#### [PROBLEM DETAILS]
Edit the records below so that every "gridline" reads "grid line", and leave everything else unchanged.

[Element box records]
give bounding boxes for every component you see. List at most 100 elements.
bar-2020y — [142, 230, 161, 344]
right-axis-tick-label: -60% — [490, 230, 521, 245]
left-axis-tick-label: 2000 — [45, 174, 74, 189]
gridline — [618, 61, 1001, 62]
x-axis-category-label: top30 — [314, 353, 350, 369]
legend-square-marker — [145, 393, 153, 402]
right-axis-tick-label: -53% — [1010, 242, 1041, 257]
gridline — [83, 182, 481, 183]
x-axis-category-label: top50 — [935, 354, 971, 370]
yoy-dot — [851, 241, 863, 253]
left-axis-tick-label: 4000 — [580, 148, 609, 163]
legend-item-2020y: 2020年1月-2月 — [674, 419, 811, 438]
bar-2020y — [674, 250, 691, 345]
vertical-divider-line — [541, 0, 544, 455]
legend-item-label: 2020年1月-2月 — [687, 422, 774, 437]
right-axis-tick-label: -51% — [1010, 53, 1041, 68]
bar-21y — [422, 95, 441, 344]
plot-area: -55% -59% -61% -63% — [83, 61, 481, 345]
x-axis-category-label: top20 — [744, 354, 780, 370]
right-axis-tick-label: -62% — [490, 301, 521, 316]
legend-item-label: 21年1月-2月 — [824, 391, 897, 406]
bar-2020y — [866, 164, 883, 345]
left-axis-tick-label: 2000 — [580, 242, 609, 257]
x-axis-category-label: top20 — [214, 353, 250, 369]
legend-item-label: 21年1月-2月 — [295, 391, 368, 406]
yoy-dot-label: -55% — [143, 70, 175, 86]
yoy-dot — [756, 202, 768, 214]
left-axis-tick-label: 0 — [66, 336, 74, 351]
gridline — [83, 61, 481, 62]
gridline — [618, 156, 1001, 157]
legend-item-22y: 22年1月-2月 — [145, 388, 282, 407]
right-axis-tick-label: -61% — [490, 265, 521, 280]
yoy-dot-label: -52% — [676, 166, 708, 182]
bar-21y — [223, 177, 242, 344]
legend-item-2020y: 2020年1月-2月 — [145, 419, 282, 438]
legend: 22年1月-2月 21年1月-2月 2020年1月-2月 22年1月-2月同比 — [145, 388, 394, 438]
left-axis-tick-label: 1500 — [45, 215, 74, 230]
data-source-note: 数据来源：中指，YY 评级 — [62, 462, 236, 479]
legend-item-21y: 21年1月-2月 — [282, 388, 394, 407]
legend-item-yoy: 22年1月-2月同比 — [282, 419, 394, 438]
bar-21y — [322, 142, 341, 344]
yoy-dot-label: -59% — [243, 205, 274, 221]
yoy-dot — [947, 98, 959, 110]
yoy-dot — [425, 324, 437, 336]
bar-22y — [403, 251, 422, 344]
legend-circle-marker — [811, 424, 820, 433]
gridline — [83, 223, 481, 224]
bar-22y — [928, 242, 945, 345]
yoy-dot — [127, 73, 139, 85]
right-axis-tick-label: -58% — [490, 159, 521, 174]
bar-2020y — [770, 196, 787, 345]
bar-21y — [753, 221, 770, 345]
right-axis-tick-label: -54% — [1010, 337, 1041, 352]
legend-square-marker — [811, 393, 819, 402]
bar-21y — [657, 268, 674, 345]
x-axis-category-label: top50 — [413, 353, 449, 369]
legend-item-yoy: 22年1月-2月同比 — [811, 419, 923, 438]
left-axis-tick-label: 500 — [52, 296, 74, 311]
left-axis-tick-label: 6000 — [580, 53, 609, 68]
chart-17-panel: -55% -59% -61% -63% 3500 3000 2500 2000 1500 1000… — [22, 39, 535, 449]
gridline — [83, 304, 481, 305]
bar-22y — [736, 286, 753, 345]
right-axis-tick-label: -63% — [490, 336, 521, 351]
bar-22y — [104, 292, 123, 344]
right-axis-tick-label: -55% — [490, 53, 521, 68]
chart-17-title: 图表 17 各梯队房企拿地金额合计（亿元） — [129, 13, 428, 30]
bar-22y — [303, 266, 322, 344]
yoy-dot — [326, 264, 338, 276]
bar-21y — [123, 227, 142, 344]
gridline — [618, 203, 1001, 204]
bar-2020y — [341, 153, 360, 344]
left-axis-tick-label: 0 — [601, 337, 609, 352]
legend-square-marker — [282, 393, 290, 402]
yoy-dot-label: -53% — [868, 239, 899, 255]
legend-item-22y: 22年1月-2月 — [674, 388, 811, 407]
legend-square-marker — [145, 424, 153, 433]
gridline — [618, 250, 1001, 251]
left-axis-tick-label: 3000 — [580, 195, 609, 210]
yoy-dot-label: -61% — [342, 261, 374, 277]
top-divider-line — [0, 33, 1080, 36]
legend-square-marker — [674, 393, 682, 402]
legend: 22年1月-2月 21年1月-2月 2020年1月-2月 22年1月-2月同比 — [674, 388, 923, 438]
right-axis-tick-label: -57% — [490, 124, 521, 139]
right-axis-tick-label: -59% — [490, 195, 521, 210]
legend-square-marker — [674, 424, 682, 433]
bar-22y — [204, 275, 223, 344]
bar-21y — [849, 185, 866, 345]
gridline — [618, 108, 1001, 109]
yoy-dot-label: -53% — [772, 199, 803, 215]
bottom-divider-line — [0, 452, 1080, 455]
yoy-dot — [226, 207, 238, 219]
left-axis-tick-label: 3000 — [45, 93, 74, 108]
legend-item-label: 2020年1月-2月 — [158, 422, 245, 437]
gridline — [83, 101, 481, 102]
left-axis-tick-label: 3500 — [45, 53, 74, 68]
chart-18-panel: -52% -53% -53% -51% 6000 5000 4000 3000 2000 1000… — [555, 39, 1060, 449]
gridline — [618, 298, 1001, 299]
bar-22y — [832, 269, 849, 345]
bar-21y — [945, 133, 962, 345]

#### [RESULT OF THIS EXERCISE]
give bounding boxes for every component you see. List at most 100 elements.
bar-2020y — [142, 230, 161, 344]
right-axis-tick-label: -60% — [490, 230, 521, 245]
left-axis-tick-label: 2000 — [45, 174, 74, 189]
grid line — [618, 61, 1001, 62]
x-axis-category-label: top30 — [314, 353, 350, 369]
legend-square-marker — [145, 393, 153, 402]
right-axis-tick-label: -53% — [1010, 242, 1041, 257]
grid line — [83, 182, 481, 183]
x-axis-category-label: top50 — [935, 354, 971, 370]
yoy-dot — [851, 241, 863, 253]
left-axis-tick-label: 4000 — [580, 148, 609, 163]
legend-item-2020y: 2020年1月-2月 — [674, 419, 811, 438]
bar-2020y — [674, 250, 691, 345]
vertical-divider-line — [541, 0, 544, 455]
legend-item-label: 2020年1月-2月 — [687, 422, 774, 437]
right-axis-tick-label: -51% — [1010, 53, 1041, 68]
bar-21y — [422, 95, 441, 344]
plot-area: -55% -59% -61% -63% — [83, 61, 481, 345]
x-axis-category-label: top20 — [744, 354, 780, 370]
right-axis-tick-label: -62% — [490, 301, 521, 316]
legend-item-label: 21年1月-2月 — [824, 391, 897, 406]
bar-2020y — [866, 164, 883, 345]
left-axis-tick-label: 2000 — [580, 242, 609, 257]
x-axis-category-label: top20 — [214, 353, 250, 369]
legend-item-label: 21年1月-2月 — [295, 391, 368, 406]
yoy-dot-label: -55% — [143, 70, 175, 86]
yoy-dot — [756, 202, 768, 214]
left-axis-tick-label: 0 — [66, 336, 74, 351]
grid line — [83, 61, 481, 62]
grid line — [618, 156, 1001, 157]
legend-item-22y: 22年1月-2月 — [145, 388, 282, 407]
right-axis-tick-label: -61% — [490, 265, 521, 280]
yoy-dot-label: -52% — [676, 166, 708, 182]
bar-21y — [223, 177, 242, 344]
legend-item-2020y: 2020年1月-2月 — [145, 419, 282, 438]
legend: 22年1月-2月 21年1月-2月 2020年1月-2月 22年1月-2月同比 — [145, 388, 394, 438]
left-axis-tick-label: 1500 — [45, 215, 74, 230]
data-source-note: 数据来源：中指，YY 评级 — [62, 462, 236, 479]
legend-item-21y: 21年1月-2月 — [282, 388, 394, 407]
legend-item-yoy: 22年1月-2月同比 — [282, 419, 394, 438]
bar-21y — [322, 142, 341, 344]
yoy-dot-label: -59% — [243, 205, 274, 221]
yoy-dot — [947, 98, 959, 110]
yoy-dot — [425, 324, 437, 336]
bar-22y — [403, 251, 422, 344]
legend-circle-marker — [811, 424, 820, 433]
grid line — [83, 223, 481, 224]
bar-22y — [928, 242, 945, 345]
yoy-dot — [127, 73, 139, 85]
right-axis-tick-label: -58% — [490, 159, 521, 174]
bar-2020y — [770, 196, 787, 345]
bar-21y — [753, 221, 770, 345]
right-axis-tick-label: -54% — [1010, 337, 1041, 352]
legend-square-marker — [811, 393, 819, 402]
bar-21y — [657, 268, 674, 345]
x-axis-category-label: top50 — [413, 353, 449, 369]
legend-item-yoy: 22年1月-2月同比 — [811, 419, 923, 438]
left-axis-tick-label: 500 — [52, 296, 74, 311]
left-axis-tick-label: 6000 — [580, 53, 609, 68]
chart-17-panel: -55% -59% -61% -63% 3500 3000 2500 2000 1500 1000… — [22, 39, 535, 449]
grid line — [83, 304, 481, 305]
bar-22y — [736, 286, 753, 345]
right-axis-tick-label: -63% — [490, 336, 521, 351]
bar-22y — [104, 292, 123, 344]
right-axis-tick-label: -55% — [490, 53, 521, 68]
chart-17-title: 图表 17 各梯队房企拿地金额合计（亿元） — [129, 13, 428, 30]
bar-22y — [303, 266, 322, 344]
yoy-dot — [326, 264, 338, 276]
bar-21y — [123, 227, 142, 344]
grid line — [618, 203, 1001, 204]
bar-2020y — [341, 153, 360, 344]
left-axis-tick-label: 0 — [601, 337, 609, 352]
legend-square-marker — [282, 393, 290, 402]
yoy-dot-label: -53% — [868, 239, 899, 255]
legend-item-22y: 22年1月-2月 — [674, 388, 811, 407]
legend-square-marker — [145, 424, 153, 433]
grid line — [618, 250, 1001, 251]
left-axis-tick-label: 3000 — [580, 195, 609, 210]
yoy-dot-label: -61% — [342, 261, 374, 277]
top-divider-line — [0, 33, 1080, 36]
legend-square-marker — [674, 393, 682, 402]
legend: 22年1月-2月 21年1月-2月 2020年1月-2月 22年1月-2月同比 — [674, 388, 923, 438]
right-axis-tick-label: -57% — [490, 124, 521, 139]
right-axis-tick-label: -59% — [490, 195, 521, 210]
legend-square-marker — [674, 424, 682, 433]
bar-22y — [204, 275, 223, 344]
bar-21y — [849, 185, 866, 345]
grid line — [618, 108, 1001, 109]
yoy-dot-label: -53% — [772, 199, 803, 215]
bottom-divider-line — [0, 452, 1080, 455]
yoy-dot — [226, 207, 238, 219]
left-axis-tick-label: 3000 — [45, 93, 74, 108]
legend-item-label: 2020年1月-2月 — [158, 422, 245, 437]
grid line — [83, 101, 481, 102]
left-axis-tick-label: 3500 — [45, 53, 74, 68]
chart-18-panel: -52% -53% -53% -51% 6000 5000 4000 3000 2000 1000… — [555, 39, 1060, 449]
grid line — [618, 298, 1001, 299]
bar-22y — [832, 269, 849, 345]
bar-21y — [945, 133, 962, 345]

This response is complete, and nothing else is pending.